What you should do:
Reproduce the lines that begin with the one containing "What elements are" and end after the one containing "answer-yes-button[interactable]: はい (21, 198, 101, 232)", swapping "answer-unknown-button" for "answer-unsure-button" and changing nothing else. Leave the pictures out of your answer.

━━━ Provided material

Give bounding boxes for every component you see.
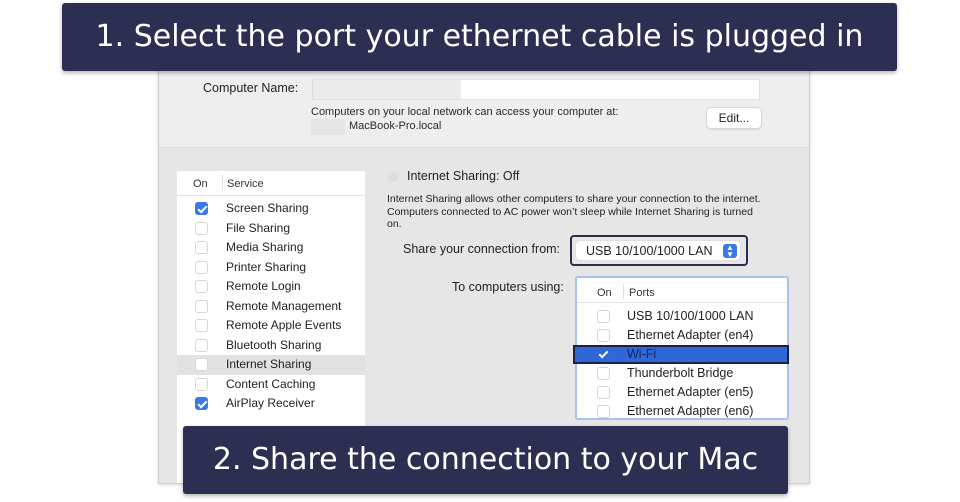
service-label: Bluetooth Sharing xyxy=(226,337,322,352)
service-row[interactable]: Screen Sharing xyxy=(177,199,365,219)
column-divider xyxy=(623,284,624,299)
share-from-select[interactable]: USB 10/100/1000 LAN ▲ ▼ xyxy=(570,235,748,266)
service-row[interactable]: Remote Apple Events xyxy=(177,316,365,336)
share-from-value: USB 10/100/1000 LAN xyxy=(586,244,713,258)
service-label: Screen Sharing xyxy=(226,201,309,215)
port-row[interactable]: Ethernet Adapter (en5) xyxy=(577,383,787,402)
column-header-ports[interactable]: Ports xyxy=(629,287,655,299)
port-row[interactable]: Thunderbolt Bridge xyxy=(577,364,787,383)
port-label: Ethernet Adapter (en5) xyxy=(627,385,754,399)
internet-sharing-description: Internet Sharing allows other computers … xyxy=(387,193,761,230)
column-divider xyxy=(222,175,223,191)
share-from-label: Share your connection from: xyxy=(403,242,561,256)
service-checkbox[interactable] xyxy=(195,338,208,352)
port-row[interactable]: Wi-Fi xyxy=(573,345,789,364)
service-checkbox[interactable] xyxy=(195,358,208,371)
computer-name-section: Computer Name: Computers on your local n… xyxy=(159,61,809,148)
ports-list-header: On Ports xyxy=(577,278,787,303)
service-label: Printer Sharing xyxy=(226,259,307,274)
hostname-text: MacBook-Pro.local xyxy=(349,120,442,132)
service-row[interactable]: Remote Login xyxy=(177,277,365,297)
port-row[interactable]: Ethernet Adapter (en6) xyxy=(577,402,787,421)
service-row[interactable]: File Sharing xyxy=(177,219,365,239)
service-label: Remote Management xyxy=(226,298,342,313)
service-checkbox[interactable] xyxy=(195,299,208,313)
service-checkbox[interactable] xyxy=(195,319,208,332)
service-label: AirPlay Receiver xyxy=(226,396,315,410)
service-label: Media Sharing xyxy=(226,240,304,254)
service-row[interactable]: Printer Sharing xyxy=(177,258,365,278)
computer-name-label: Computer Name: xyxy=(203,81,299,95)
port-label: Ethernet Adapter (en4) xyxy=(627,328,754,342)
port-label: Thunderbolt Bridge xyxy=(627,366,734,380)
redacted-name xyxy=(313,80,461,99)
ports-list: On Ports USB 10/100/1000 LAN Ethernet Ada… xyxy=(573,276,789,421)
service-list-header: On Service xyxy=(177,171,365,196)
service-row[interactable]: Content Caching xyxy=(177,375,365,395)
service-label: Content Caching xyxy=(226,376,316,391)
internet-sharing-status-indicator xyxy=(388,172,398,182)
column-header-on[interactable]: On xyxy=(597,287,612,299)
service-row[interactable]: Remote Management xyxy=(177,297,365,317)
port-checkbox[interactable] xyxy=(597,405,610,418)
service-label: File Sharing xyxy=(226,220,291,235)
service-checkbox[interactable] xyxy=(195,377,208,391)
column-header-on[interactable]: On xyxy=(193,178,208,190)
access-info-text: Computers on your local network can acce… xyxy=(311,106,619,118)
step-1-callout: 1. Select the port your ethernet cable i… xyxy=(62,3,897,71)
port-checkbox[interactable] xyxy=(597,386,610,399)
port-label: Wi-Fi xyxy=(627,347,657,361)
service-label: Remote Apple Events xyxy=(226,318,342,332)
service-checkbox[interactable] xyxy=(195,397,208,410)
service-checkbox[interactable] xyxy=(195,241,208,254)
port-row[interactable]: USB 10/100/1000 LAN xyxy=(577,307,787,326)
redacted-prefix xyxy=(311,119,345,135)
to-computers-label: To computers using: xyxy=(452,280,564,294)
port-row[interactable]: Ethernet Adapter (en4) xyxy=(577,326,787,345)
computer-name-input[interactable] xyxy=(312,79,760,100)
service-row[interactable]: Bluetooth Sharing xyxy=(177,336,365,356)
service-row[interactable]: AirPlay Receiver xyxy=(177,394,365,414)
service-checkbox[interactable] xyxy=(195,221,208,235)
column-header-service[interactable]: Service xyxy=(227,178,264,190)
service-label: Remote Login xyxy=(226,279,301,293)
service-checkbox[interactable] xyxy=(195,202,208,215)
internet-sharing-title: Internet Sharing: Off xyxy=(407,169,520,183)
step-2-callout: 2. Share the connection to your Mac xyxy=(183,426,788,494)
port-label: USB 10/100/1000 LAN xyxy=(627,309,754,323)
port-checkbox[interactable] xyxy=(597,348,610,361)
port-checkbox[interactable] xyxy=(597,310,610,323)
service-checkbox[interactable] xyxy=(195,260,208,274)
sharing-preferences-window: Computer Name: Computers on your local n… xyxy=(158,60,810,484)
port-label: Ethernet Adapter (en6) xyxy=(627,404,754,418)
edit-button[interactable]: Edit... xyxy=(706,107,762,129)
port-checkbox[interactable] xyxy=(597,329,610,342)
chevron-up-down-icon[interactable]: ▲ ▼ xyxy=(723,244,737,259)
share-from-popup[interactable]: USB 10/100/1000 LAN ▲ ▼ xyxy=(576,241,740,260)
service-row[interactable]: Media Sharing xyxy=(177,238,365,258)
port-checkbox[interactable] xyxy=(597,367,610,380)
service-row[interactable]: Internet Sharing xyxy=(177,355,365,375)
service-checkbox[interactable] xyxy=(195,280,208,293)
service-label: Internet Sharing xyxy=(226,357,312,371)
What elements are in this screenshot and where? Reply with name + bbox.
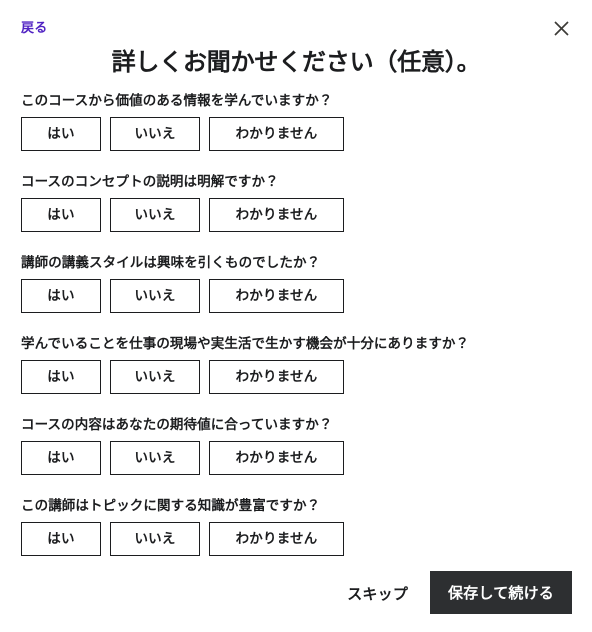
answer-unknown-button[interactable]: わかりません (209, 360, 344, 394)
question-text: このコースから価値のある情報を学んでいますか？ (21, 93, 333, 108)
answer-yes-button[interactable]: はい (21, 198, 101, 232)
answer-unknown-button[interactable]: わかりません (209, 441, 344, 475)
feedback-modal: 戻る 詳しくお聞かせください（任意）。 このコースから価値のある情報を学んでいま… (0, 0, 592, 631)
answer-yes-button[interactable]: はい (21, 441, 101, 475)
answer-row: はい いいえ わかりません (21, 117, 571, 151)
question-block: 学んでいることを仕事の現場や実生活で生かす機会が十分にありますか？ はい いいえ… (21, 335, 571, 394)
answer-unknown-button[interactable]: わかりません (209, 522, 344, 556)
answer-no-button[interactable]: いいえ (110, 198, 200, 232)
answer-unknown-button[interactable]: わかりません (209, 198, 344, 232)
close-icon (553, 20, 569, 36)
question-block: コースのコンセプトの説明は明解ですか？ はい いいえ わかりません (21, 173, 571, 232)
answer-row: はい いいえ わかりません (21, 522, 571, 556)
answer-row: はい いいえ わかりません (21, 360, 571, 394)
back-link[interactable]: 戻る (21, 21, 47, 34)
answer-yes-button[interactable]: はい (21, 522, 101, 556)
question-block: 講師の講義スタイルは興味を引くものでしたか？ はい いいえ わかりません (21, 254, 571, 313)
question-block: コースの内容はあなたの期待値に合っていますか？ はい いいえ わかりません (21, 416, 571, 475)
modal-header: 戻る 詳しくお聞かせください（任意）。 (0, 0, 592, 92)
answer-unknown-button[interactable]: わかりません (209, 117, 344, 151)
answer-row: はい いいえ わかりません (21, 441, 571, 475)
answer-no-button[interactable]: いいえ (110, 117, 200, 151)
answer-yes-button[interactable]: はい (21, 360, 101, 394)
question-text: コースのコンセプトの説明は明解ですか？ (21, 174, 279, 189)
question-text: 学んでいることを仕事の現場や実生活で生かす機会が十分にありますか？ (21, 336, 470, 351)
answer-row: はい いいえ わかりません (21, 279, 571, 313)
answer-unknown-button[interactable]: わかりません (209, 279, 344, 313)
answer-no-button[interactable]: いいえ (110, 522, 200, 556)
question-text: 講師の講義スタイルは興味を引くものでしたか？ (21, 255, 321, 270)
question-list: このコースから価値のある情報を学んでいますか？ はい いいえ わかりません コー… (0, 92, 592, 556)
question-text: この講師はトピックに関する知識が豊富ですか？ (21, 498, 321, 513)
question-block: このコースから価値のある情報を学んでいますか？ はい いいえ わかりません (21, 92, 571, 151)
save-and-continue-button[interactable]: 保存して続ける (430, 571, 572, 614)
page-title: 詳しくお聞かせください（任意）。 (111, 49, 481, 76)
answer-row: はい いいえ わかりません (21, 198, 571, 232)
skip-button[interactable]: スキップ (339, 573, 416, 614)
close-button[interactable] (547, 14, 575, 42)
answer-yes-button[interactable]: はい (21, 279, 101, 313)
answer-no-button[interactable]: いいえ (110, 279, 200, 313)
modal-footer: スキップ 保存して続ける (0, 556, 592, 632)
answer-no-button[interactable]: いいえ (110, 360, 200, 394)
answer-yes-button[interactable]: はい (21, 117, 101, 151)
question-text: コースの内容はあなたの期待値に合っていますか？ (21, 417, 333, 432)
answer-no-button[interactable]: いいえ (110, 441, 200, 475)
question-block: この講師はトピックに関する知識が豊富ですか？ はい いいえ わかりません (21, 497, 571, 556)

━━━━━━
━━━ Provided material

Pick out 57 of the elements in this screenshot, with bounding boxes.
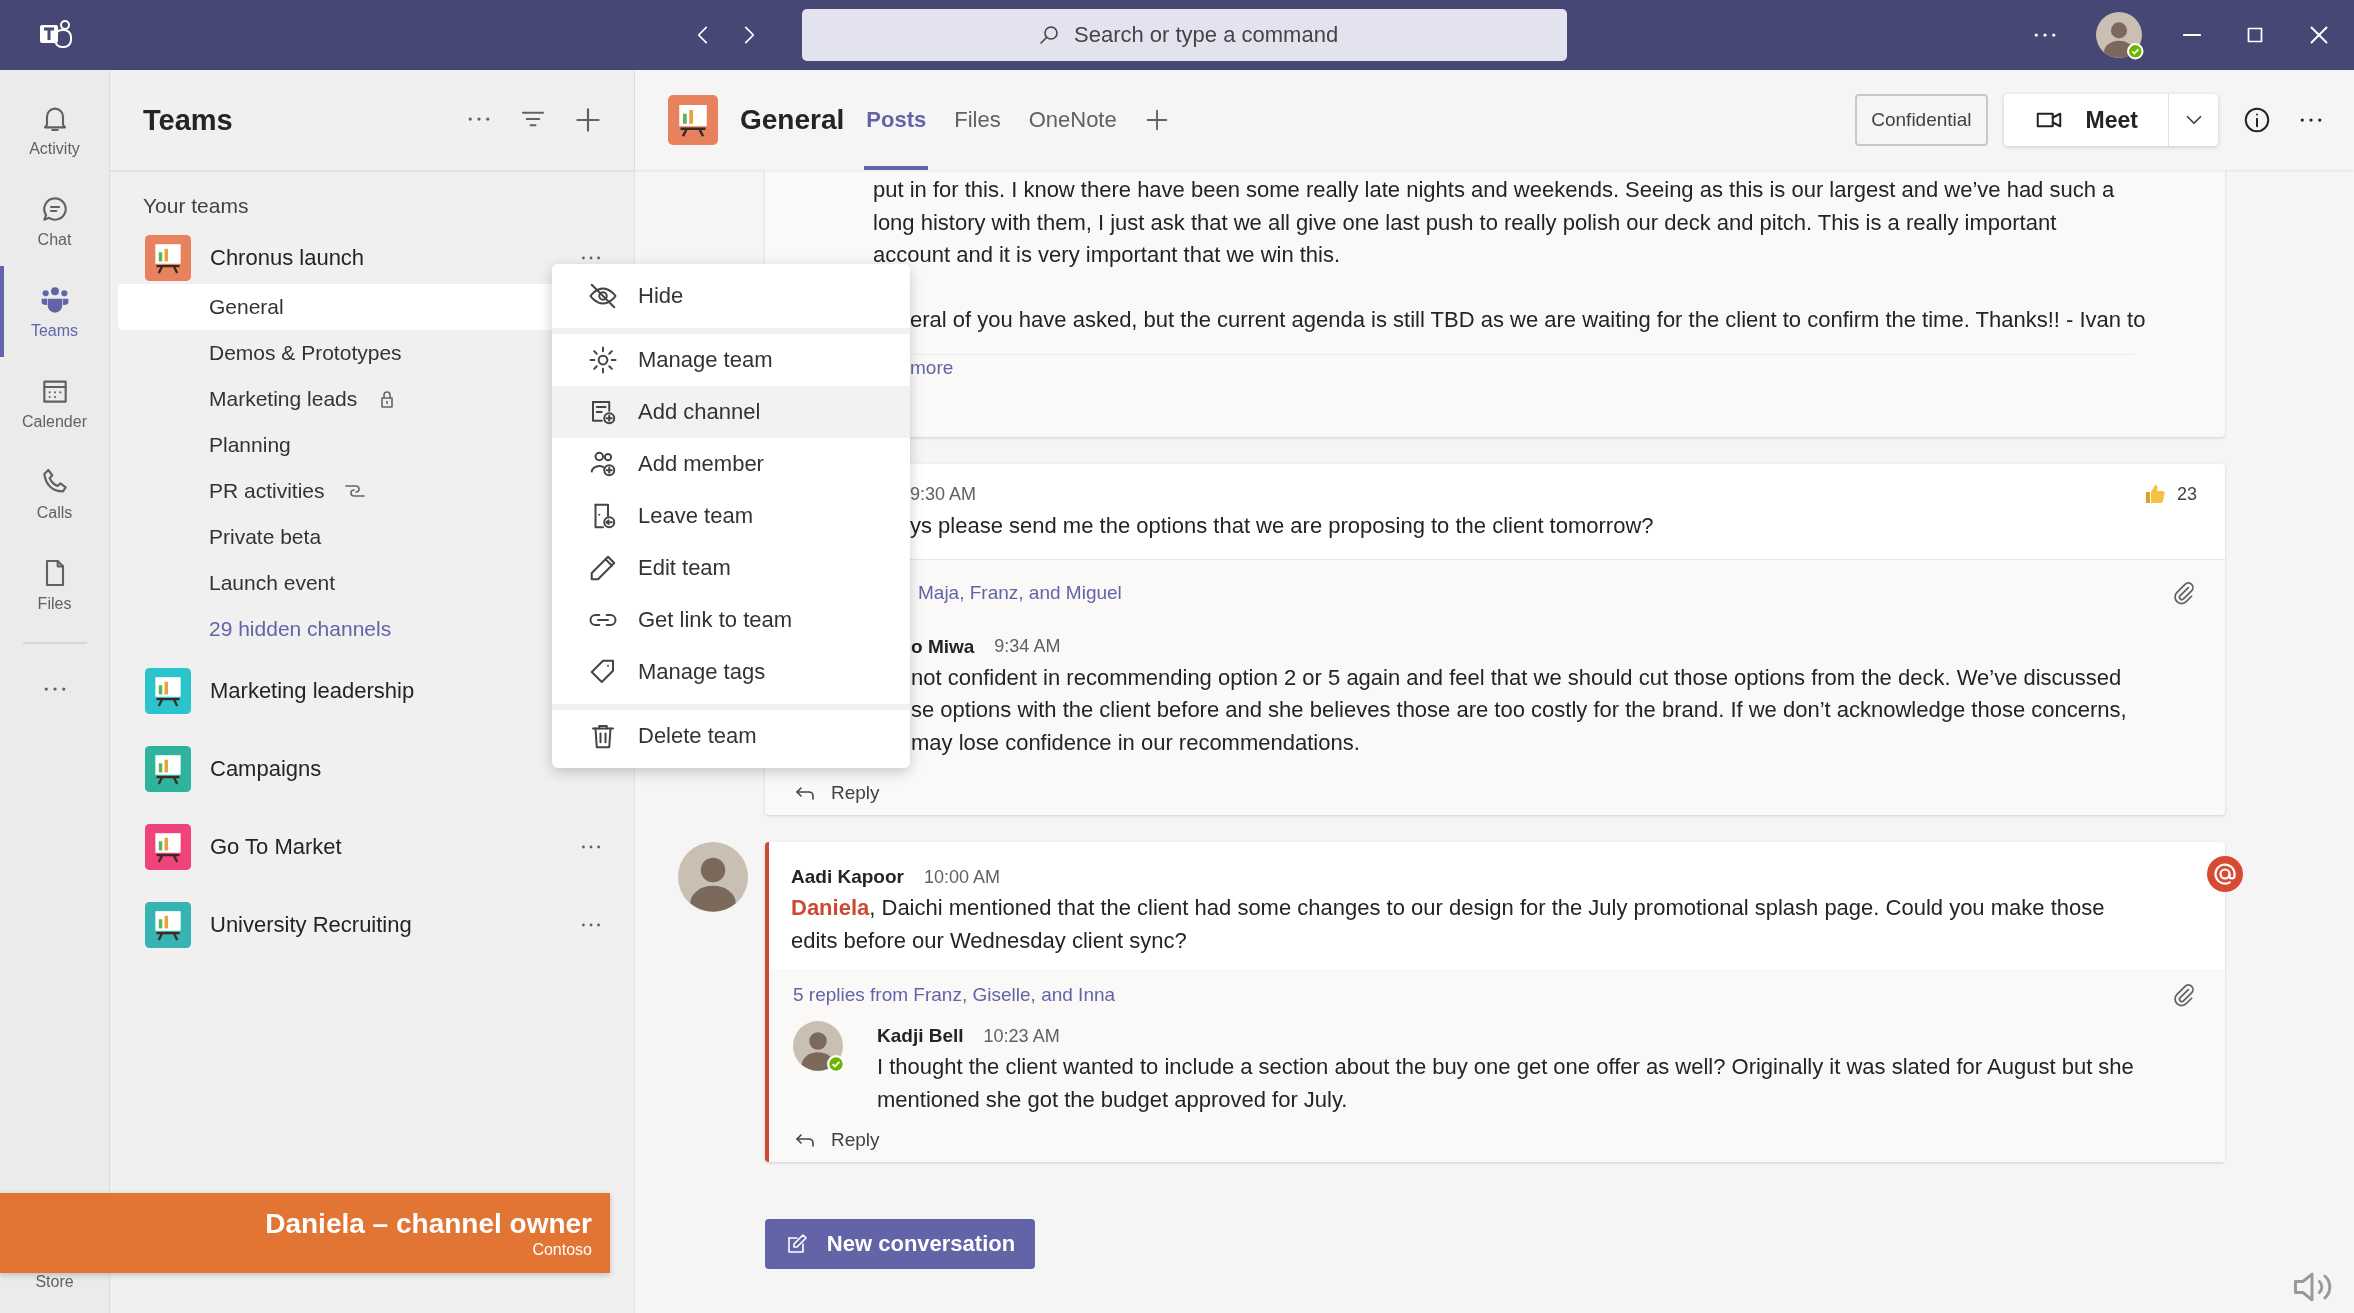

━━━━━━

Answer:
What elements are in this screenshot and where? Reply with name + bbox.
answer-unsure-button[interactable]: わかりません (209, 360, 344, 394)
question-text: このコースから価値のある情報を学んでいますか？ (21, 93, 333, 108)
answer-yes-button[interactable]: はい (21, 198, 101, 232)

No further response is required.